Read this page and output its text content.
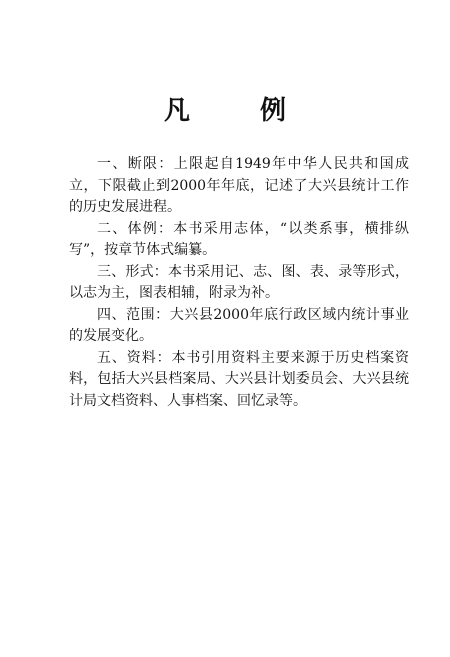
凡　例

一、断限：上限起自1949年中华人民共和国成立，下限截止到2000年年底，记述了大兴县统计工作的历史发展进程。

二、体例：本书采用志体，“以类系事，横排纵写”，按章节体式编纂。

三、形式：本书采用记、志、图、表、录等形式，以志为主，图表相辅，附录为补。

四、范围：大兴县2000年底行政区域内统计事业的发展变化。

五、资料：本书引用资料主要来源于历史档案资料，包括大兴县档案局、大兴县计划委员会、大兴县统计局文档资料、人事档案、回忆录等。
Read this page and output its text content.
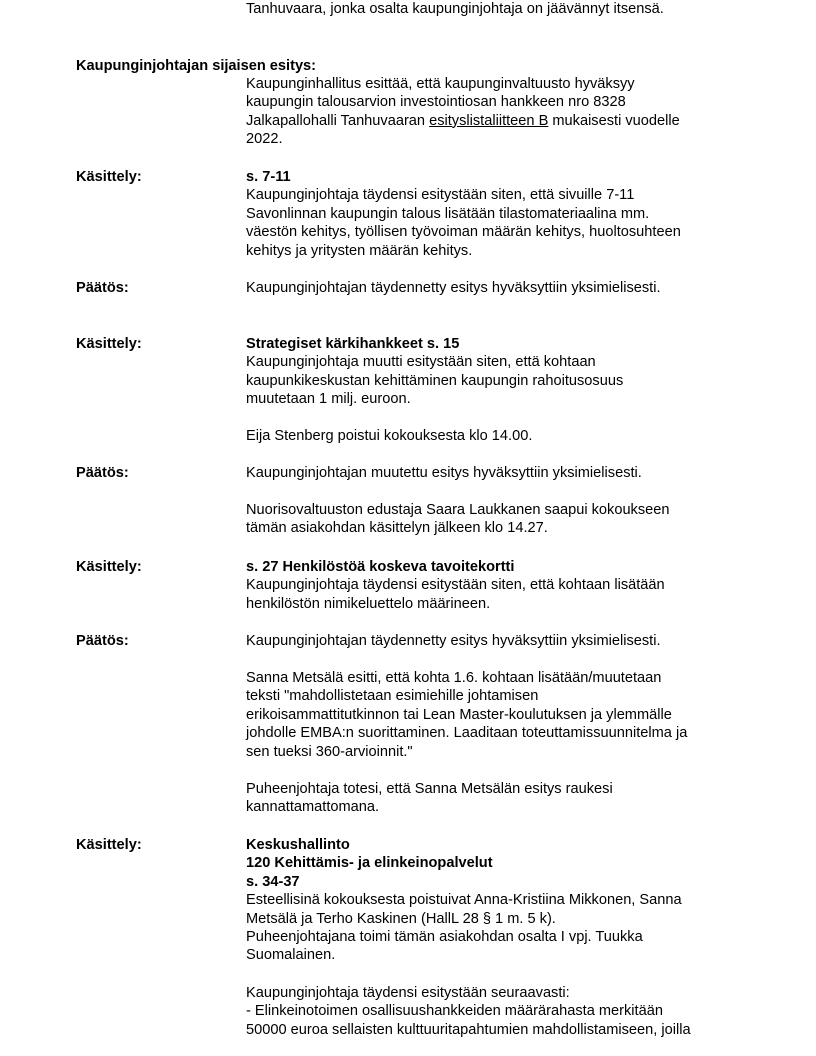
Tanhuvaara, jonka osalta kaupunginjohtaja on jäävännyt itsensä.
Kaupunginjohtajan sijaisen esitys:
Kaupunginhallitus esittää, että kaupunginvaltuusto hyväksyy
kaupungin talousarvion investointiosan hankkeen nro 8328
Jalkapallohalli Tanhuvaaran esityslistaliitteen B mukaisesti vuodelle
2022.
Käsittely:	s. 7-11
Kaupunginjohtaja täydensi esitystään siten, että sivuille 7-11
Savonlinnan kaupungin talous lisätään tilastomateriaalina mm.
väestön kehitys, työllisen työvoiman määrän kehitys, huoltosuhteen
kehitys ja yritysten määrän kehitys.
Päätös:	Kaupunginjohtajan täydennetty esitys hyväksyttiin yksimielisesti.
Käsittely:	Strategiset kärkihankkeet s. 15
Kaupunginjohtaja muutti esitystään siten, että kohtaan
kaupunkikeskustan kehittäminen kaupungin rahoitusosuus
muutetaan 1 milj. euroon.
Eija Stenberg poistui kokouksesta klo 14.00.
Päätös:	Kaupunginjohtajan muutettu esitys hyväksyttiin yksimielisesti.
Nuorisovaltuuston edustaja Saara Laukkanen saapui kokoukseen
tämän asiakohdan käsittelyn jälkeen klo 14.27.
Käsittely:	s. 27 Henkilöstöä koskeva tavoitekortti
Kaupunginjohtaja täydensi esitystään siten, että kohtaan lisätään
henkilöstön nimikeluettelo määrineen.
Päätös:	Kaupunginjohtajan täydennetty esitys hyväksyttiin yksimielisesti.
Sanna Metsälä esitti, että kohta 1.6. kohtaan lisätään/muutetaan
teksti "mahdollistetaan esimiehille johtamisen
erikoisammattitutkinnon tai Lean Master-koulutuksen ja ylemmälle
johdolle EMBA:n suorittaminen. Laaditaan toteuttamissuunnitelma ja
sen tueksi 360-arvioinnit."
Puheenjohtaja totesi, että Sanna Metsälän esitys raukesi
kannattamattomana.
Käsittely:	Keskushallinto
120 Kehittämis- ja elinkeinopalvelut
s. 34-37
Esteellisinä kokouksesta poistuivat Anna-Kristiina Mikkonen, Sanna
Metsälä ja Terho Kaskinen (HallL 28 § 1 m. 5 k).
Puheenjohtajana toimi tämän asiakohdan osalta I vpj. Tuukka
Suomalainen.
Kaupunginjohtaja täydensi esitystään seuraavasti:
- Elinkeinotoimen osallisuushankkeiden määrärahasta merkitään
50000 euroa sellaisten kulttuuritapahtumien mahdollistamiseen, joilla
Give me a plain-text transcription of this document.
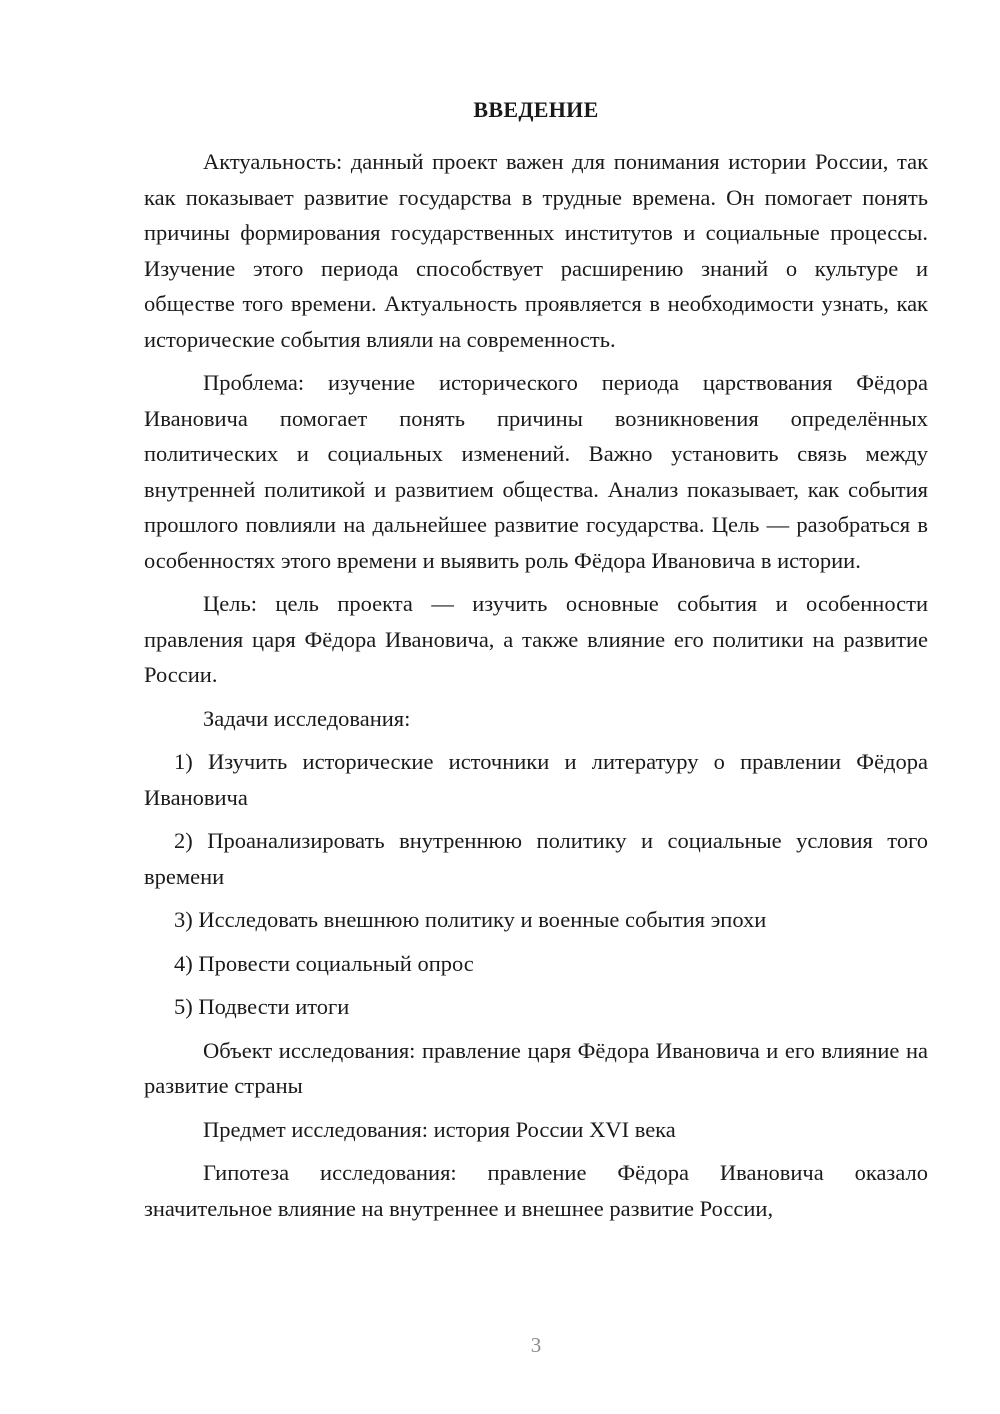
ВВЕДЕНИЕ

Актуальность: данный проект важен для понимания истории России, так как показывает развитие государства в трудные времена. Он помогает понять причины формирования государственных институтов и социальные процессы. Изучение этого периода способствует расширению знаний о культуре и обществе того времени. Актуальность проявляется в необходимости узнать, как исторические события влияли на современность.

Проблема: изучение исторического периода царствования Фёдора Ивановича помогает понять причины возникновения определённых политических и социальных изменений. Важно установить связь между внутренней политикой и развитием общества. Анализ показывает, как события прошлого повлияли на дальнейшее развитие государства. Цель — разобраться в особенностях этого времени и выявить роль Фёдора Ивановича в истории.

Цель: цель проекта — изучить основные события и особенности правления царя Фёдора Ивановича, а также влияние его политики на развитие России.

Задачи исследования:

1) Изучить исторические источники и литературу о правлении Фёдора Ивановича

2) Проанализировать внутреннюю политику и социальные условия того времени

3) Исследовать внешнюю политику и военные события эпохи

4) Провести социальный опрос

5) Подвести итоги

Объект исследования: правление царя Фёдора Ивановича и его влияние на развитие страны

Предмет исследования: история России XVI века

Гипотеза исследования: правление Фёдора Ивановича оказало значительное влияние на внутреннее и внешнее развитие России,

3
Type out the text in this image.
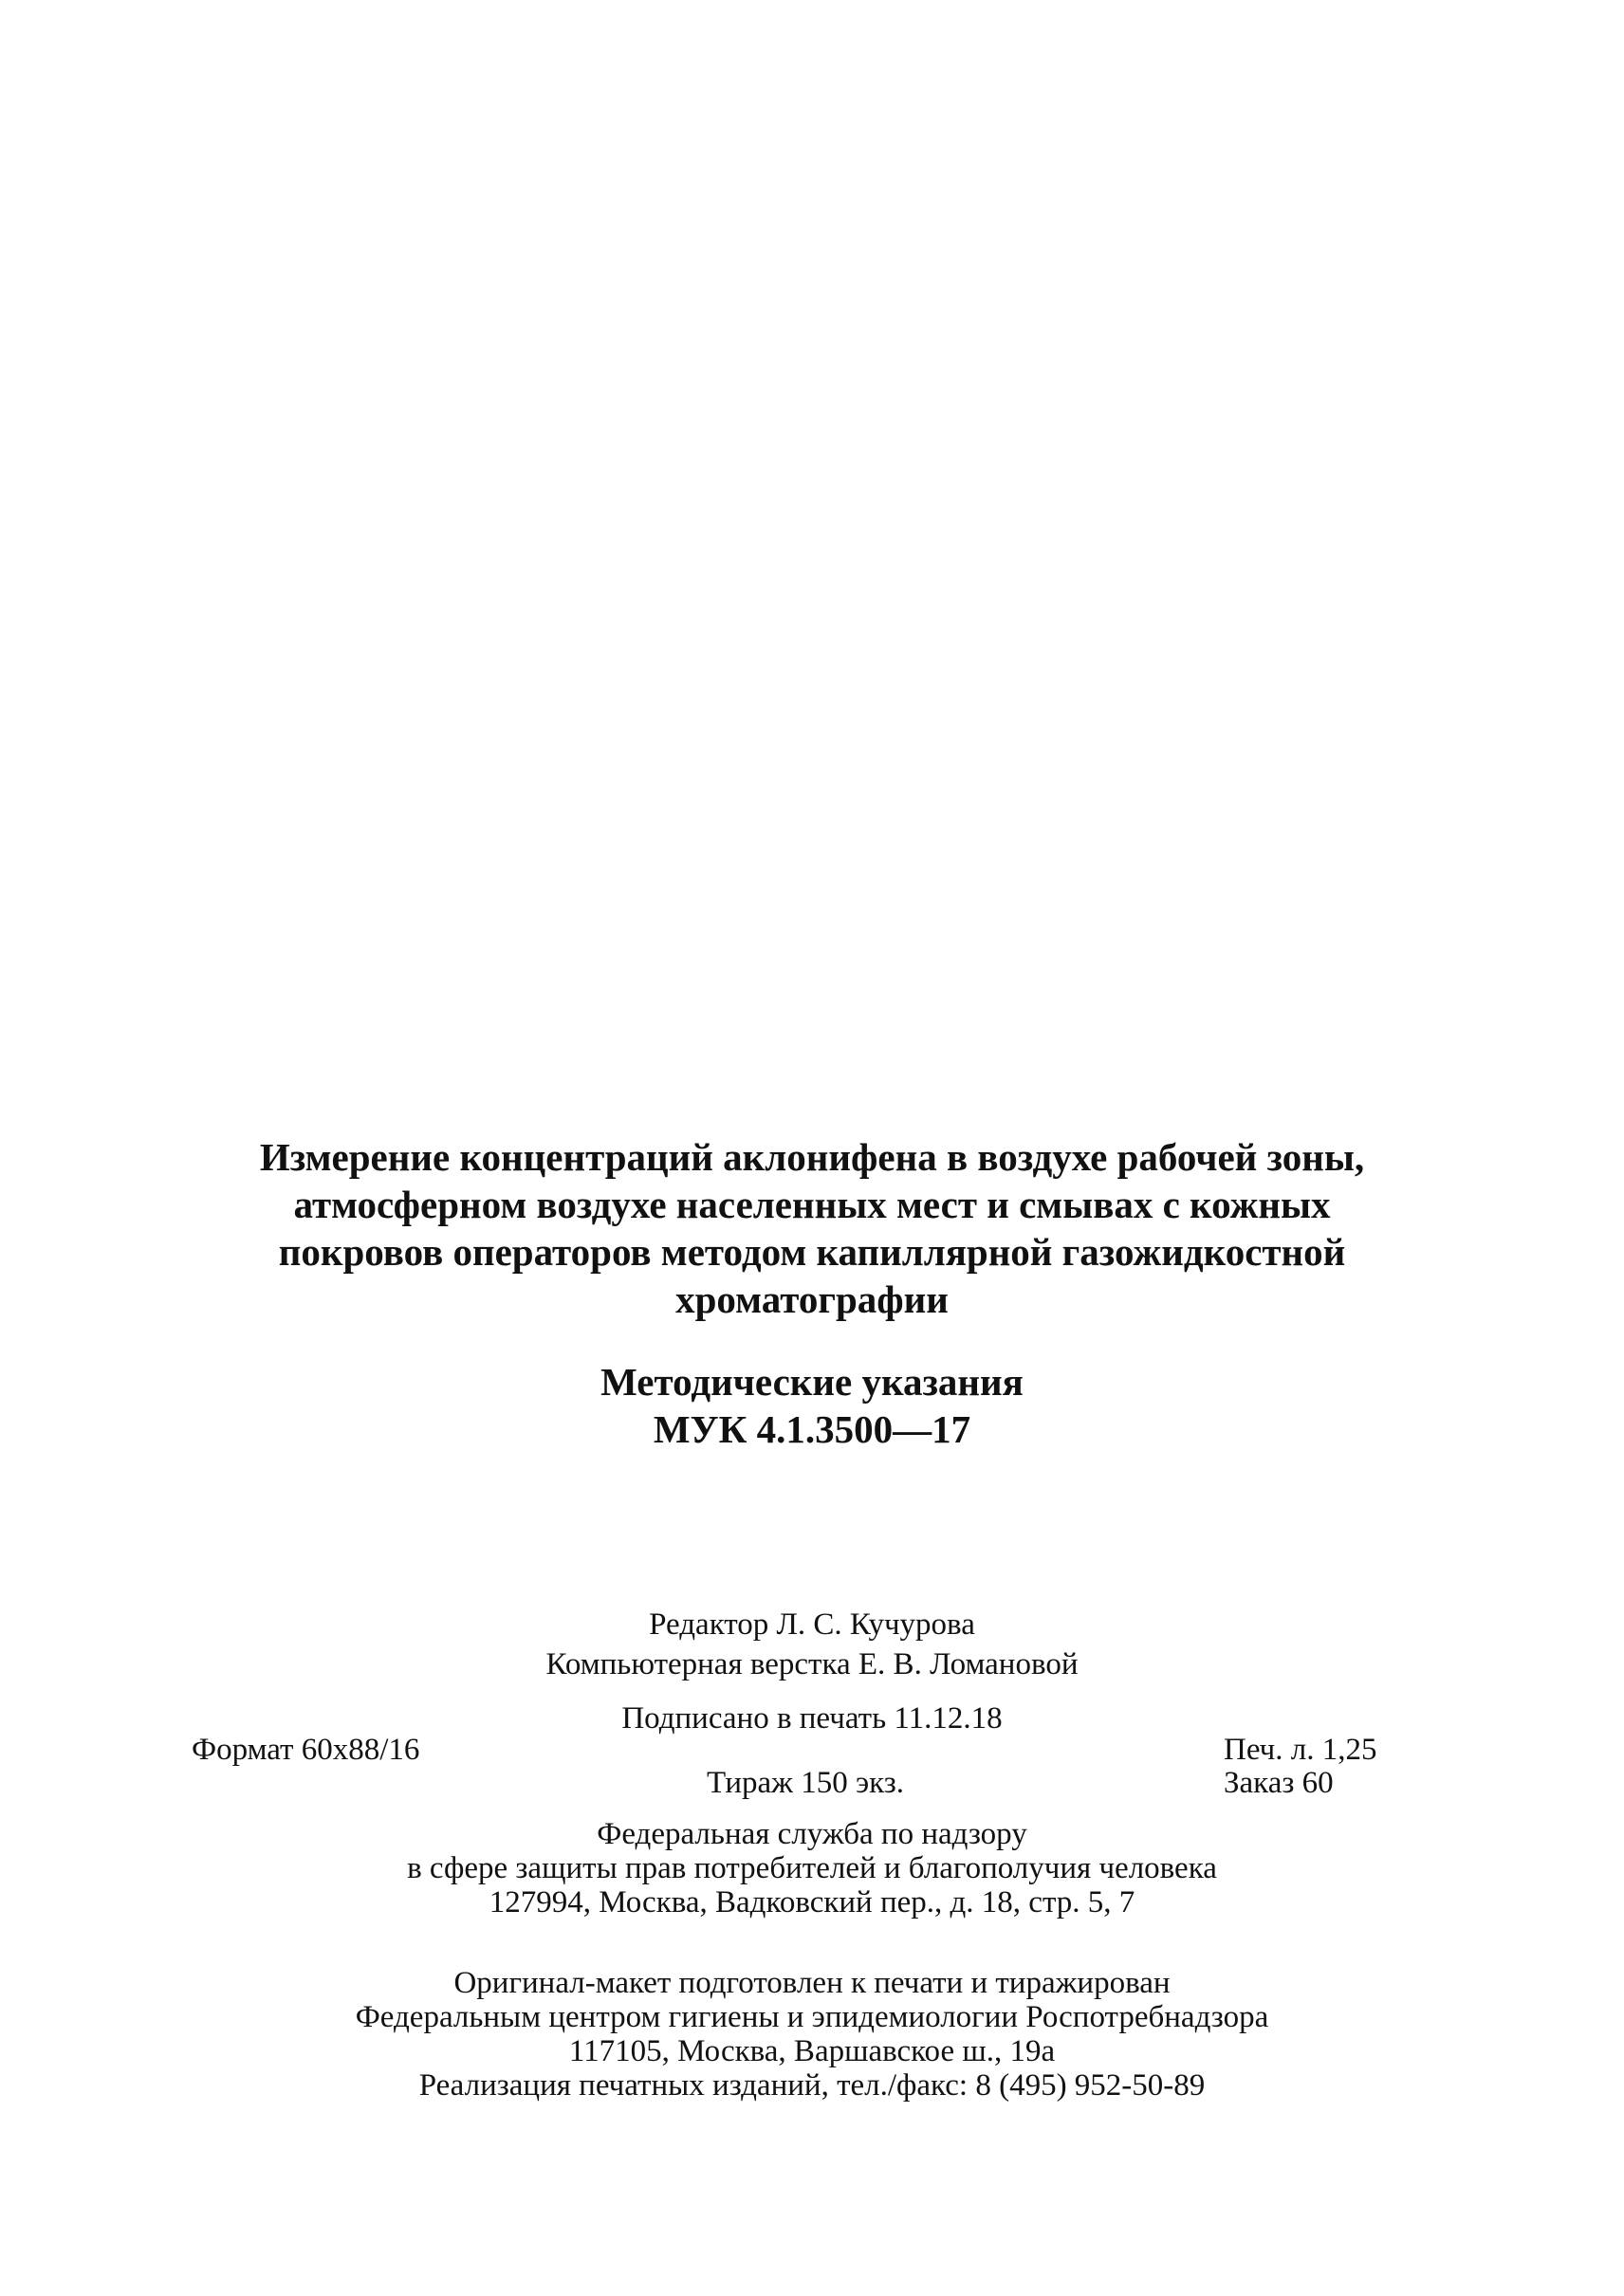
Измерение концентраций аклонифена в воздухе рабочей зоны,
атмосферном воздухе населенных мест и смывах с кожных
покровов операторов методом капиллярной газожидкостной
хроматографии
Методические указания
МУК 4.1.3500—17
Редактор Л. С. Кучурова
Компьютерная верстка Е. В. Ломановой
Подписано в печать 11.12.18
Формат 60х88/16	Печ. л. 1,25
Тираж 150 экз.	Заказ 60
Федеральная служба по надзору
в сфере защиты прав потребителей и благополучия человека
127994, Москва, Вадковский пер., д. 18, стр. 5, 7
Оригинал-макет подготовлен к печати и тиражирован
Федеральным центром гигиены и эпидемиологии Роспотребнадзора
117105, Москва, Варшавское ш., 19а
Реализация печатных изданий, тел./факс: 8 (495) 952-50-89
+++++
▶ **PROMPT**: Determine the number of lines in the records that include the string "asiakohdan", and respond with that number only.

▶ **SOLUTION FOR THIS PROBLEM**: 2